(Source records)
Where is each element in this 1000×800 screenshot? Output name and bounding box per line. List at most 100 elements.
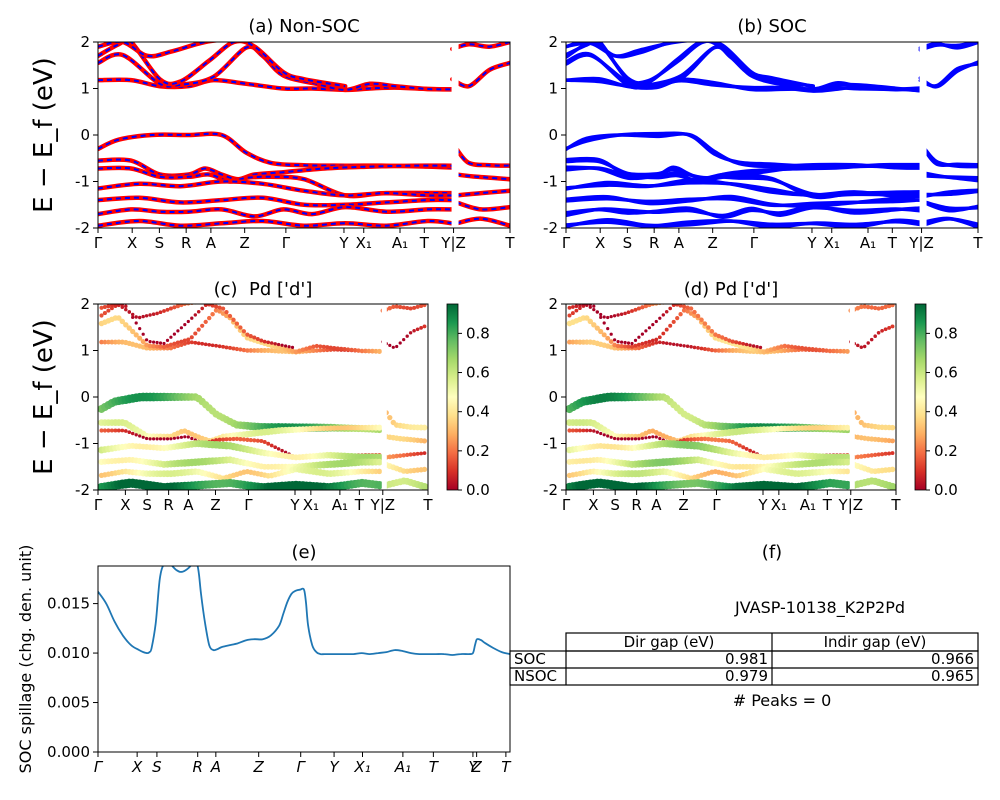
x-tick-label: T — [422, 496, 433, 514]
projection-point — [221, 344, 226, 349]
projection-point — [189, 335, 194, 340]
projection-point — [737, 443, 742, 448]
projection-point — [640, 344, 645, 350]
projection-point — [415, 304, 420, 309]
projection-point — [412, 329, 416, 333]
projection-point — [422, 451, 427, 455]
projection-point — [609, 332, 613, 336]
gap-table: Dir gap (eV) Indir gap (eV) SOC 0.981 0.… — [509, 632, 979, 686]
projection-point — [633, 343, 638, 348]
projection-point — [421, 466, 428, 473]
x-tick-label: A — [210, 758, 221, 776]
projection-point — [584, 315, 590, 321]
y-tick-label: 2 — [80, 295, 90, 313]
projection-point — [200, 323, 205, 328]
panel-c-title: (c) Pd ['d'] — [214, 279, 313, 300]
projection-point — [148, 313, 152, 317]
colorbar-tick-label: 0.2 — [466, 442, 490, 460]
projection-point — [168, 342, 173, 347]
projection-point — [581, 428, 586, 433]
projection-point — [713, 348, 718, 353]
projection-point — [144, 314, 149, 318]
projection-point — [120, 428, 125, 433]
projection-point — [876, 306, 881, 311]
colorbar-tick-label: 0.2 — [934, 442, 958, 460]
projection-point — [408, 452, 413, 457]
projection-point — [158, 341, 163, 345]
projection-point — [119, 318, 126, 325]
projection-point — [186, 319, 190, 324]
plot-frame — [97, 565, 511, 753]
projection-point — [620, 340, 624, 344]
projection-point — [116, 304, 121, 307]
projection-point — [737, 341, 742, 345]
projection-point — [102, 311, 107, 316]
projection-point — [234, 321, 240, 326]
projection-point — [228, 345, 232, 350]
path-break-gap — [451, 42, 459, 228]
projection-point — [127, 430, 132, 435]
projection-point — [217, 437, 222, 442]
x-tick-label: A₁ — [394, 758, 411, 776]
projection-point — [647, 342, 652, 347]
projection-point — [172, 332, 176, 336]
projection-point — [720, 438, 725, 443]
projection-point — [873, 452, 878, 458]
projection-point — [657, 335, 662, 340]
ylabel-band-middle: E − E_f (eV) — [29, 319, 59, 475]
projection-point — [210, 311, 215, 317]
projection-point — [349, 347, 354, 353]
projection-point — [155, 311, 159, 316]
projection-point — [193, 340, 198, 345]
projection-point — [713, 437, 718, 443]
projection-point — [154, 344, 160, 349]
projection-point — [647, 326, 652, 330]
x-tick-label: T — [890, 496, 901, 514]
projection-point — [102, 339, 108, 345]
projection-point — [245, 437, 250, 442]
projection-point — [102, 428, 108, 433]
table-title: JVASP-10138_K2P2Pd — [734, 598, 905, 618]
projection-point — [567, 313, 572, 318]
projection-point — [145, 338, 149, 342]
projection-point — [685, 305, 690, 310]
panel-e-line — [98, 566, 510, 656]
projection-point — [134, 433, 138, 437]
projection-point — [179, 326, 183, 330]
y-tick-label: -2 — [75, 219, 90, 237]
band-line-nonsoc-dashed — [456, 217, 510, 227]
y-tick-label: 1 — [80, 80, 90, 98]
table-col-dir-gap: Dir gap (eV) — [624, 633, 715, 651]
projection-point — [682, 438, 687, 442]
projection-point — [723, 348, 729, 353]
x-tick-label: Y — [338, 234, 349, 252]
table-col-indir-gap: Indir gap (eV) — [824, 633, 927, 651]
projection-point — [214, 343, 218, 348]
band-line-nonsoc-dashed — [456, 173, 510, 181]
y-tick-label: 0.005 — [47, 694, 90, 712]
x-tick-label: A₁ — [860, 234, 876, 252]
x-tick-label: Z — [470, 758, 482, 776]
projection-point — [307, 345, 313, 350]
projection-point — [672, 342, 676, 346]
projection-point — [168, 345, 174, 351]
projection-point — [248, 437, 253, 443]
projection-point — [130, 312, 135, 317]
projection-point — [613, 338, 617, 342]
projection-point — [734, 340, 739, 345]
x-tick-label: Γ — [562, 234, 571, 252]
projection-point — [168, 306, 173, 311]
projection-point — [241, 437, 247, 442]
projection-point — [661, 341, 666, 345]
projection-point — [720, 335, 725, 340]
band-line-soc — [566, 132, 923, 170]
projection-point — [238, 325, 243, 330]
projection-point — [408, 306, 413, 311]
projection-point — [640, 305, 645, 310]
projection-point — [266, 441, 271, 446]
projection-point — [207, 298, 212, 303]
projection-point — [598, 328, 604, 335]
projection-point — [99, 428, 104, 433]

(GOAL): Transcribe the lines of the records above, starting at the line containing "x-tick-label: T — [422, 496, 433, 514]" and ending at the line containing "x-tick-label: A — [210, 758, 221, 776]", both included.

(CORRECT RESPONSE):
x-tick-label: T — [422, 496, 433, 514]
projection-point — [221, 344, 226, 349]
projection-point — [189, 335, 194, 340]
projection-point — [737, 443, 742, 448]
projection-point — [640, 344, 645, 350]
projection-point — [415, 304, 420, 309]
projection-point — [412, 329, 416, 333]
projection-point — [422, 451, 427, 455]
projection-point — [609, 332, 613, 336]
gap-table: Dir gap (eV) Indir gap (eV) SOC 0.981 0.… — [509, 632, 979, 686]
projection-point — [633, 343, 638, 348]
projection-point — [421, 466, 428, 473]
x-tick-label: A — [210, 758, 221, 776]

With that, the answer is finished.